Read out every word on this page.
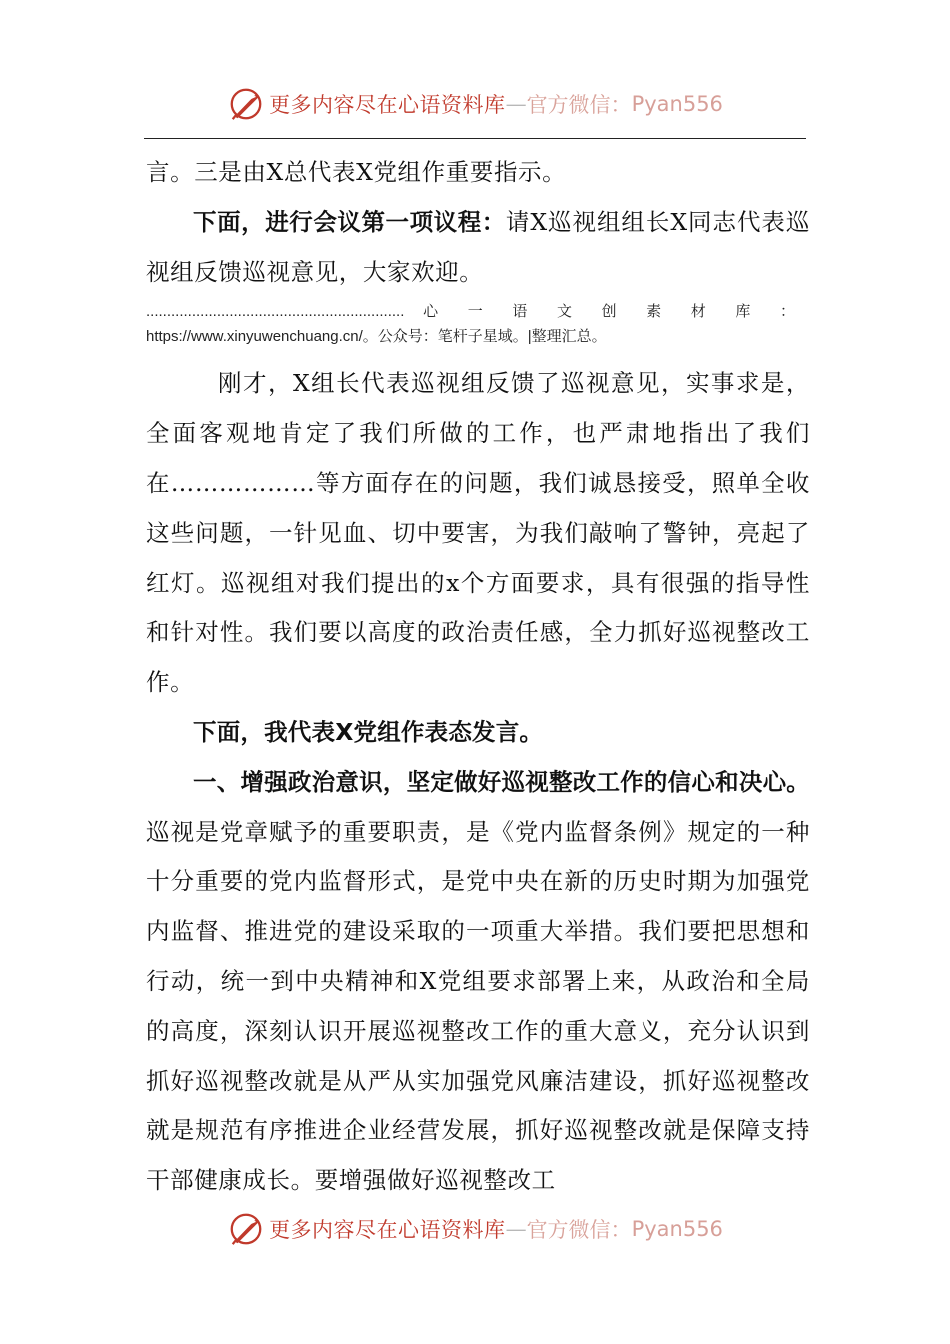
更多内容尽在心语资料库 — 官方微信： Pyan556

言。三是由X总代表X党组作重要指示。

下面，进行会议第一项议程：请X巡视组组长X同志代表巡视组反馈巡视意见，大家欢迎。

.............................................................. 心一语文创素材库：https://www.xinyuwenchuang.cn/。公众号：笔杆子星域。|整理汇总。

刚才，X组长代表巡视组反馈了巡视意见，实事求是，全面客观地肯定了我们所做的工作，也严肃地指出了我们在………………等方面存在的问题，我们诚恳接受，照单全收这些问题，一针见血、切中要害，为我们敲响了警钟，亮起了红灯。巡视组对我们提出的x个方面要求，具有很强的指导性和针对性。我们要以高度的政治责任感，全力抓好巡视整改工作。

下面，我代表X党组作表态发言。

一、增强政治意识，坚定做好巡视整改工作的信心和决心。巡视是党章赋予的重要职责，是《党内监督条例》规定的一种十分重要的党内监督形式，是党中央在新的历史时期为加强党内监督、推进党的建设采取的一项重大举措。我们要把思想和行动，统一到中央精神和X党组要求部署上来，从政治和全局的高度，深刻认识开展巡视整改工作的重大意义，充分认识到抓好巡视整改就是从严从实加强党风廉洁建设，抓好巡视整改就是规范有序推进企业经营发展，抓好巡视整改就是保障支持干部健康成长。要增强做好巡视整改工

更多内容尽在心语资料库 — 官方微信： Pyan556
-=-=-=-=-
Quote each entry above verbatim and drop the pictures.

## COMPLETED TASK
Read out every word on this page.
更多内容尽在心语资料库 — 官方微信： Pyan556

言。三是由X总代表X党组作重要指示。

下面，进行会议第一项议程：请X巡视组组长X同志代表巡视组反馈巡视意见，大家欢迎。

.............................................................. 心一语文创素材库：https://www.xinyuwenchuang.cn/。公众号：笔杆子星域。|整理汇总。

刚才，X组长代表巡视组反馈了巡视意见，实事求是，全面客观地肯定了我们所做的工作，也严肃地指出了我们在………………等方面存在的问题，我们诚恳接受，照单全收这些问题，一针见血、切中要害，为我们敲响了警钟，亮起了红灯。巡视组对我们提出的x个方面要求，具有很强的指导性和针对性。我们要以高度的政治责任感，全力抓好巡视整改工作。

下面，我代表X党组作表态发言。

一、增强政治意识，坚定做好巡视整改工作的信心和决心。巡视是党章赋予的重要职责，是《党内监督条例》规定的一种十分重要的党内监督形式，是党中央在新的历史时期为加强党内监督、推进党的建设采取的一项重大举措。我们要把思想和行动，统一到中央精神和X党组要求部署上来，从政治和全局的高度，深刻认识开展巡视整改工作的重大意义，充分认识到抓好巡视整改就是从严从实加强党风廉洁建设，抓好巡视整改就是规范有序推进企业经营发展，抓好巡视整改就是保障支持干部健康成长。要增强做好巡视整改工

更多内容尽在心语资料库 — 官方微信： Pyan556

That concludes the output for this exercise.